• [OBJECTIVE]: Copy the SPSC queue post from the words "Let's imagine a" through "tail, cached head.", substituting "reader thread" for every "consumer thread".

• [EXCERPT]:

########

2

Let's imagine a lock-free concurrent SPSC (single-producer / single-consumer) queue.

  • The producer thread reads head, tail, cached_tail and writes head, cached_tail.
  • The consumer thread reads head, tail, cached_head and writes tail, cached head.

Note, that cached_tail is accessed only by the producer thread, just like cached_head is accessed only by the consumer thread. They can be thought as private thread local variables, so they are unsynchronized, thus not defined as atomic.

The data layout of the queue is the following:

#include <atomic>
#include <cstddef>
#include <thread>

struct spsc_queue
{
    /// ...

    // Producer variables
    alignas(std::hardware_destructive_interference_size) std::atomic<size_t> head; // shared
    size_t cached_tail; // non-shared

    // Consumer variables
    alignas(std::hardware_destructive_interference_size) std::atomic<size_t> tail; // shared
    size_t cached_head; // non-shared

    std::byte padding[std::hardware_destructive_interference_size - sizeof(tail) - sizeof(cached_head)];
};

Since I want to avoid false sharing, I aligned head and tail to the L1 cache line size.

The pseudo-code-ish implementation of the push/pop operations is the following:

bool push(const void* elems, size_t n)
{
    size_t h = atomic_load(head, relaxed);

    if (num_remaining_storage(h, cached_tail) < n)
    {
        cached_tail = atomic_load(tail, acquire);

        if (num_remaining_storage(h, cached_tail) < n)
            return false;
    }

    // write from elems

    atomic_store(head, h + n, release);
    return true;
}

bool pop(void* elems, size_t n)
{
    size_t t = atomic_load(tail, relaxed);

    if (num_stored_elements(cached_head, t) < n)
    {
        cached_head = atomic_load(head, acquire);

        if (num_stored_elements(cached_head, t) < n)
            return false;
    }

    // read to elems

    atomic_store(tail, t + n, release);
    return true;
}

void wait_and_push(const void* elems, size_t n)
{
    size_t h = atomic_load(head, relaxed);

    while (num_remaining_storage(h, cached_tail) < n)
        cached_tail = atomic_load(tail, acquire);

    // write from elems

    atomic_store(head, h + n, release);
}

void wait_and_pop(void* elems, size_t n)
{
    size_t t = atomic_load(tail, relaxed);

    while (num_stored_elements(cached_head, t) < n)
        cached_head = atomic_load(head, acquire);

    // write to elems

    atomic_store(tail, t + n, release);
}

At initialization (not listed here), all the indices are set to 0. The functions num_remaining_storage and num_stored_elements are const functions performing simple calculations based on the passed arguments and the immutable queue capacity - they do not perform any atomic reads or writes.

Now the question is: do I need to align cached_tail and cached_head as well to completely avoid false sharing any of the indices, or it is okay as it is. Since cached_tail is producer private, and cached_head is consumer private, I think cached_tail can be in the same cache line as head (producer cache line), just like cached_head in the same cache line as tail (consumer cache line) without false sharing to ever happen.

Am I missing something?

########

• [SUPPLIED MATERIAL]:
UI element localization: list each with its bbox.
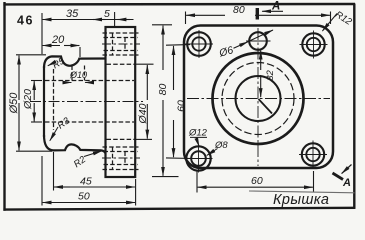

########

• [OUTPUT OF THE TASK]:
Let's imagine a lock-free concurrent SPSC (single-producer / single-consumer) queue.

  • The producer thread reads head, tail, cached_tail and writes head, cached_tail.
  • The reader thread reads head, tail, cached_head and writes tail, cached head.